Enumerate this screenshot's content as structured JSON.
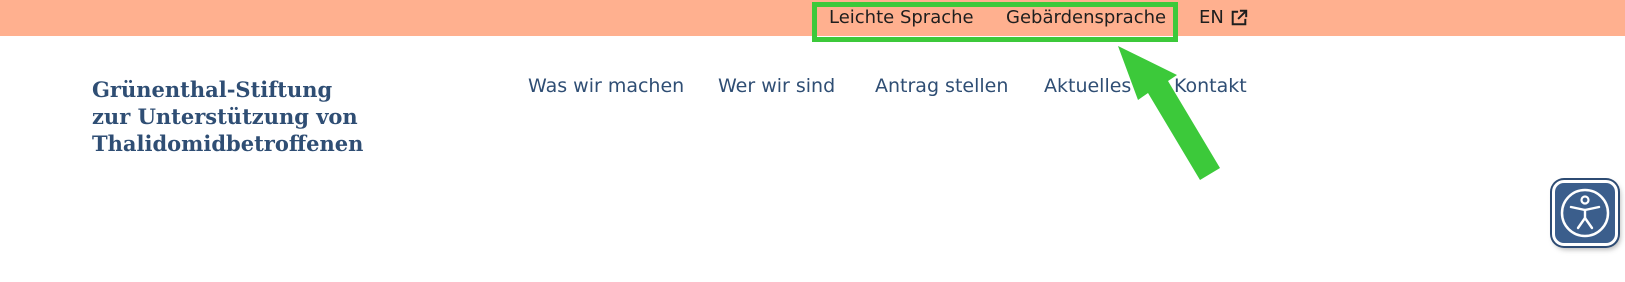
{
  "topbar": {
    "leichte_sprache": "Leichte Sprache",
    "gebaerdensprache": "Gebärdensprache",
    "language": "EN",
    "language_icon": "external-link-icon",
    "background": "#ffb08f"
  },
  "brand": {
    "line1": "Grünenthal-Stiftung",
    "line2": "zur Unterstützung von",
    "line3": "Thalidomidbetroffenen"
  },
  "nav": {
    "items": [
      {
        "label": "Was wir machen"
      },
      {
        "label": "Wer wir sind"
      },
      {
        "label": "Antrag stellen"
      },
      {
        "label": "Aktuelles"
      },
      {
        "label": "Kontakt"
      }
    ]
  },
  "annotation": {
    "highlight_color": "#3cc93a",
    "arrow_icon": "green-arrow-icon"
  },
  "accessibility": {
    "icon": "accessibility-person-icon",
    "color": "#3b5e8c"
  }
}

Stated task
How many lines of the listing include the string "label"? Answer with the number alone.

Correct output
5